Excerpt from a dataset
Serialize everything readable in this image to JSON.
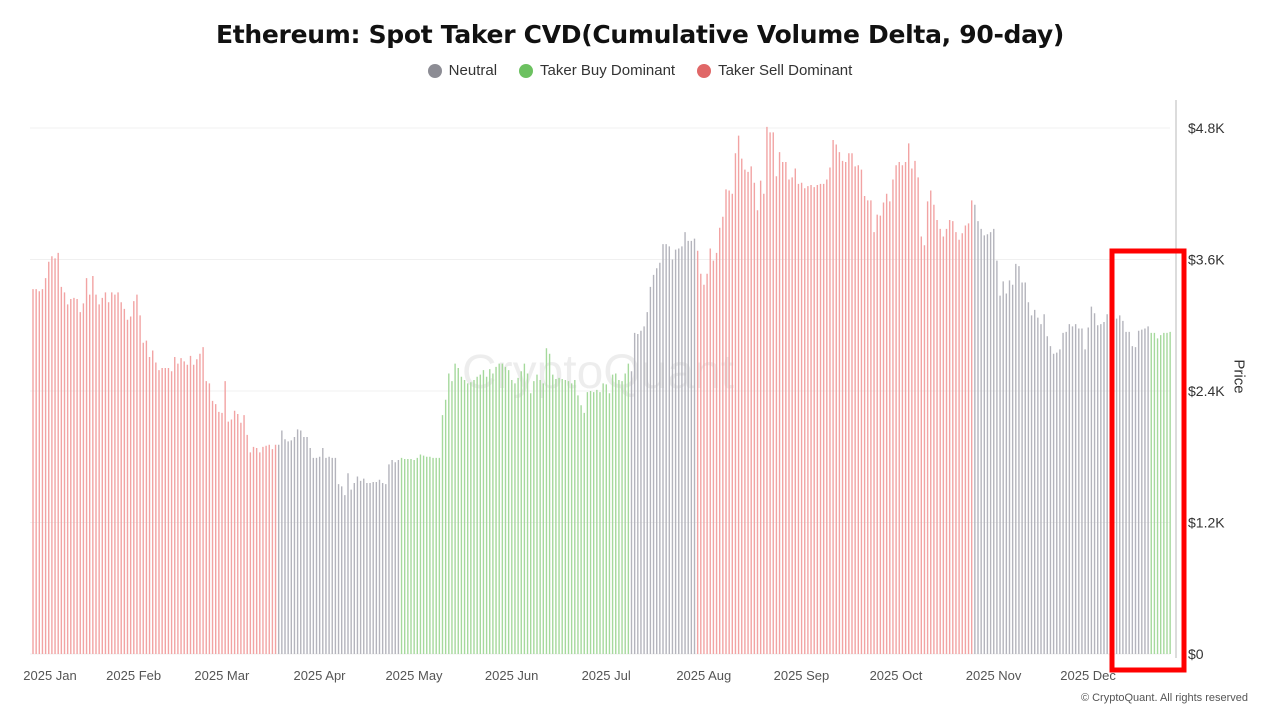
{
  "title": "Ethereum: Spot Taker CVD(Cumulative Volume Delta, 90-day)",
  "legend": [
    {
      "label": "Neutral",
      "color": "#8c8c94"
    },
    {
      "label": "Taker Buy Dominant",
      "color": "#6cc160"
    },
    {
      "label": "Taker Sell Dominant",
      "color": "#e06767"
    }
  ],
  "watermark": "CryptoQuant",
  "copyright": "© CryptoQuant. All rights reserved",
  "chart_data": {
    "type": "bar",
    "title": "Ethereum: Spot Taker CVD(Cumulative Volume Delta, 90-day)",
    "ylabel": "Price",
    "y_axis_side": "right",
    "ylim": [
      0,
      4800
    ],
    "y_ticks": [
      {
        "value": 0,
        "label": "$0"
      },
      {
        "value": 1200,
        "label": "$1.2K"
      },
      {
        "value": 2400,
        "label": "$2.4K"
      },
      {
        "value": 3600,
        "label": "$3.6K"
      },
      {
        "value": 4800,
        "label": "$4.8K"
      }
    ],
    "x_start": "2025-01-01",
    "x_step": "1 day",
    "x_ticks": [
      {
        "date": "2025-01-01",
        "label": "2025 Jan"
      },
      {
        "date": "2025-02-01",
        "label": "2025 Feb"
      },
      {
        "date": "2025-03-01",
        "label": "2025 Mar"
      },
      {
        "date": "2025-04-01",
        "label": "2025 Apr"
      },
      {
        "date": "2025-05-01",
        "label": "2025 May"
      },
      {
        "date": "2025-06-01",
        "label": "2025 Jun"
      },
      {
        "date": "2025-07-01",
        "label": "2025 Jul"
      },
      {
        "date": "2025-08-01",
        "label": "2025 Aug"
      },
      {
        "date": "2025-09-01",
        "label": "2025 Sep"
      },
      {
        "date": "2025-10-01",
        "label": "2025 Oct"
      },
      {
        "date": "2025-11-01",
        "label": "2025 Nov"
      },
      {
        "date": "2025-12-01",
        "label": "2025 Dec"
      }
    ],
    "grid": true,
    "legend_position": "top",
    "series_colors": {
      "Neutral": "#b4b4bc",
      "Taker Buy Dominant": "#a5d99c",
      "Taker Sell Dominant": "#f2a3a3"
    },
    "segments": [
      {
        "regime": "Taker Sell Dominant",
        "values": [
          3330,
          3330,
          3310,
          3330,
          3430,
          3580,
          3630,
          3610,
          3660,
          3350,
          3300,
          3190,
          3240,
          3250,
          3240,
          3120,
          3200,
          3430,
          3280,
          3450,
          3280,
          3190,
          3250,
          3300,
          3210,
          3300,
          3280,
          3300,
          3210,
          3150,
          3050,
          3080,
          3220,
          3280,
          3090,
          2840,
          2860,
          2710,
          2770,
          2660,
          2590,
          2610,
          2610,
          2610,
          2580,
          2710,
          2650,
          2700,
          2670,
          2640,
          2720,
          2640,
          2690,
          2740,
          2800,
          2490,
          2470,
          2310,
          2280,
          2210,
          2200,
          2490,
          2120,
          2140,
          2220,
          2190,
          2110,
          2180,
          2000,
          1840,
          1890,
          1880,
          1840,
          1890,
          1900,
          1910,
          1870,
          1910
        ]
      },
      {
        "regime": "Neutral",
        "values": [
          1910,
          2040,
          1960,
          1940,
          1950,
          1980,
          2050,
          2040,
          1980,
          1980,
          1880,
          1790,
          1790,
          1800,
          1880,
          1790,
          1800,
          1790,
          1790,
          1550,
          1530,
          1450,
          1650,
          1500,
          1560,
          1620,
          1580,
          1600,
          1560,
          1560,
          1570,
          1570,
          1590,
          1560,
          1550,
          1730,
          1770,
          1750,
          1770
        ]
      },
      {
        "regime": "Taker Buy Dominant",
        "values": [
          1790,
          1780,
          1780,
          1780,
          1770,
          1790,
          1820,
          1810,
          1800,
          1800,
          1790,
          1790,
          1790,
          2180,
          2320,
          2560,
          2490,
          2650,
          2610,
          2530,
          2500,
          2470,
          2480,
          2500,
          2530,
          2550,
          2590,
          2530,
          2600,
          2560,
          2620,
          2650,
          2650,
          2620,
          2590,
          2500,
          2470,
          2520,
          2580,
          2650,
          2560,
          2380,
          2490,
          2550,
          2500,
          2470,
          2790,
          2740,
          2550,
          2510,
          2520,
          2510,
          2500,
          2490,
          2470,
          2500,
          2360,
          2270,
          2200,
          2390,
          2400,
          2390,
          2410,
          2390,
          2470,
          2460,
          2380,
          2550,
          2560,
          2500,
          2490,
          2560,
          2650
        ]
      },
      {
        "regime": "Neutral",
        "values": [
          2580,
          2930,
          2920,
          2950,
          2990,
          3120,
          3350,
          3460,
          3520,
          3570,
          3740,
          3740,
          3720,
          3600,
          3690,
          3700,
          3720,
          3850,
          3770,
          3770,
          3790
        ]
      },
      {
        "regime": "Taker Sell Dominant",
        "values": [
          3680,
          3470,
          3370,
          3470,
          3700,
          3590,
          3660,
          3890,
          3990,
          4240,
          4230,
          4200,
          4570,
          4730,
          4520,
          4420,
          4400,
          4450,
          4300,
          4050,
          4320,
          4200,
          4810,
          4760,
          4760,
          4360,
          4580,
          4490,
          4490,
          4330,
          4350,
          4430,
          4290,
          4300,
          4250,
          4270,
          4280,
          4260,
          4280,
          4290,
          4290,
          4330,
          4440,
          4690,
          4650,
          4580,
          4500,
          4490,
          4570,
          4570,
          4450,
          4460,
          4420,
          4180,
          4140,
          4140,
          3850,
          4010,
          4000,
          4120,
          4200,
          4130,
          4330,
          4460,
          4490,
          4460,
          4490,
          4660,
          4430,
          4500,
          4350,
          3810,
          3730,
          4130,
          4230,
          4100,
          3960,
          3880,
          3810,
          3880,
          3960,
          3950,
          3850,
          3780,
          3840,
          3910,
          3930,
          4140
        ]
      },
      {
        "regime": "Neutral",
        "values": [
          4100,
          3950,
          3880,
          3820,
          3830,
          3850,
          3880,
          3590,
          3270,
          3400,
          3290,
          3410,
          3370,
          3560,
          3540,
          3390,
          3390,
          3210,
          3090,
          3140,
          3070,
          3010,
          3100,
          2900,
          2810,
          2740,
          2750,
          2780,
          2930,
          2940,
          3010,
          2990,
          3010,
          2970,
          2970,
          2780,
          2980,
          3170,
          3110,
          3000,
          3010,
          3030,
          3100,
          3300,
          3200,
          3060,
          3090,
          3040,
          2940,
          2940,
          2810,
          2800,
          2950,
          2960,
          2970,
          2990
        ]
      },
      {
        "regime": "Taker Buy Dominant",
        "values": [
          2930,
          2930,
          2880,
          2910,
          2930,
          2930,
          2940
        ]
      }
    ],
    "annotation": {
      "type": "highlight-box",
      "color": "#ff0000",
      "covers": "2025-12 bars"
    }
  }
}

_Task goal_
What is the number of lines that contain "Taker"? Reply with that number alone.

_Correct output_
10